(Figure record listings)
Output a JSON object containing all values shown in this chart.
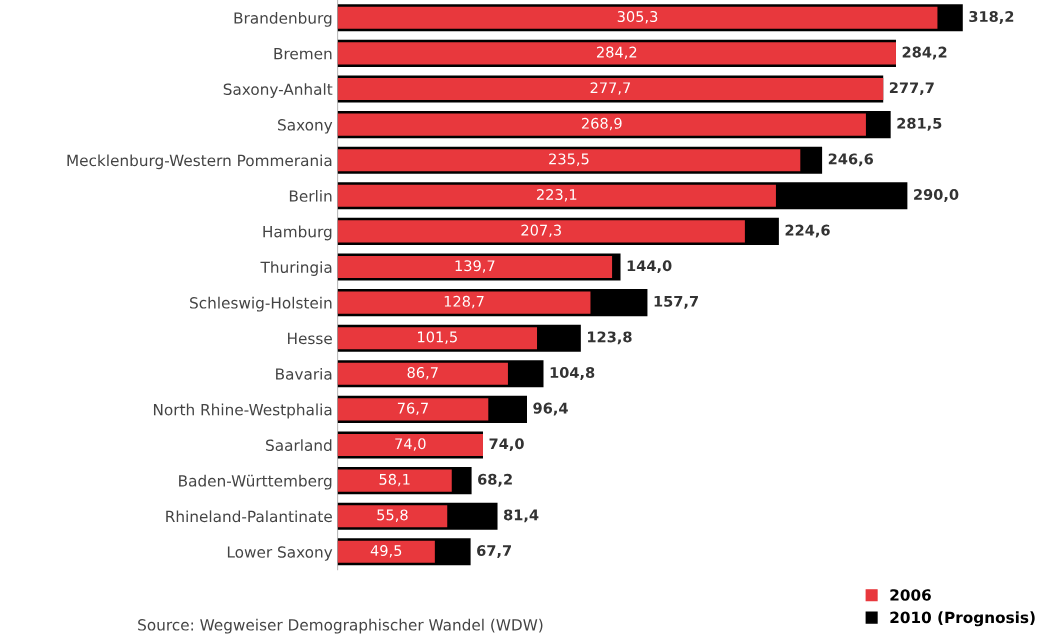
{
  "chart_data": {
    "type": "bar",
    "orientation": "horizontal",
    "categories": [
      "Brandenburg",
      "Bremen",
      "Saxony-Anhalt",
      "Saxony",
      "Mecklenburg-Western Pommerania",
      "Berlin",
      "Hamburg",
      "Thuringia",
      "Schleswig-Holstein",
      "Hesse",
      "Bavaria",
      "North Rhine-Westphalia",
      "Saarland",
      "Baden-Württemberg",
      "Rhineland-Palantinate",
      "Lower Saxony"
    ],
    "series": [
      {
        "name": "2006",
        "color": "#e8383d",
        "values": [
          305.3,
          284.2,
          277.7,
          268.9,
          235.5,
          223.1,
          207.3,
          139.7,
          128.7,
          101.5,
          86.7,
          76.7,
          74.0,
          58.1,
          55.8,
          49.5
        ],
        "value_labels": [
          "305,3",
          "284,2",
          "277,7",
          "268,9",
          "235,5",
          "223,1",
          "207,3",
          "139,7",
          "128,7",
          "101,5",
          "86,7",
          "76,7",
          "74,0",
          "58,1",
          "55,8",
          "49,5"
        ]
      },
      {
        "name": "2010 (Prognosis)",
        "color": "#000000",
        "values": [
          318.2,
          284.2,
          277.7,
          281.5,
          246.6,
          290.0,
          224.6,
          144.0,
          157.7,
          123.8,
          104.8,
          96.4,
          74.0,
          68.2,
          81.4,
          67.7
        ],
        "value_labels": [
          "318,2",
          "284,2",
          "277,7",
          "281,5",
          "246,6",
          "290,0",
          "224,6",
          "144,0",
          "157,7",
          "123,8",
          "104,8",
          "96,4",
          "74,0",
          "68,2",
          "81,4",
          "67,7"
        ]
      }
    ],
    "legend": "bottom right",
    "tick_labels": "y",
    "annotations": [
      "Source: Wegweiser Demographischer Wandel (WDW)"
    ]
  }
}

# TASK BRIEF
Copy out the data above exactly, except the pictures.

# FULL OUTPUT
Output a JSON object containing all values shown in this chart.
{
  "chart_data": {
    "type": "bar",
    "orientation": "horizontal",
    "categories": [
      "Brandenburg",
      "Bremen",
      "Saxony-Anhalt",
      "Saxony",
      "Mecklenburg-Western Pommerania",
      "Berlin",
      "Hamburg",
      "Thuringia",
      "Schleswig-Holstein",
      "Hesse",
      "Bavaria",
      "North Rhine-Westphalia",
      "Saarland",
      "Baden-Württemberg",
      "Rhineland-Palantinate",
      "Lower Saxony"
    ],
    "series": [
      {
        "name": "2006",
        "color": "#e8383d",
        "values": [
          305.3,
          284.2,
          277.7,
          268.9,
          235.5,
          223.1,
          207.3,
          139.7,
          128.7,
          101.5,
          86.7,
          76.7,
          74.0,
          58.1,
          55.8,
          49.5
        ],
        "value_labels": [
          "305,3",
          "284,2",
          "277,7",
          "268,9",
          "235,5",
          "223,1",
          "207,3",
          "139,7",
          "128,7",
          "101,5",
          "86,7",
          "76,7",
          "74,0",
          "58,1",
          "55,8",
          "49,5"
        ]
      },
      {
        "name": "2010 (Prognosis)",
        "color": "#000000",
        "values": [
          318.2,
          284.2,
          277.7,
          281.5,
          246.6,
          290.0,
          224.6,
          144.0,
          157.7,
          123.8,
          104.8,
          96.4,
          74.0,
          68.2,
          81.4,
          67.7
        ],
        "value_labels": [
          "318,2",
          "284,2",
          "277,7",
          "281,5",
          "246,6",
          "290,0",
          "224,6",
          "144,0",
          "157,7",
          "123,8",
          "104,8",
          "96,4",
          "74,0",
          "68,2",
          "81,4",
          "67,7"
        ]
      }
    ],
    "legend": "bottom right",
    "tick_labels": "y",
    "annotations": [
      "Source: Wegweiser Demographischer Wandel (WDW)"
    ]
  }
}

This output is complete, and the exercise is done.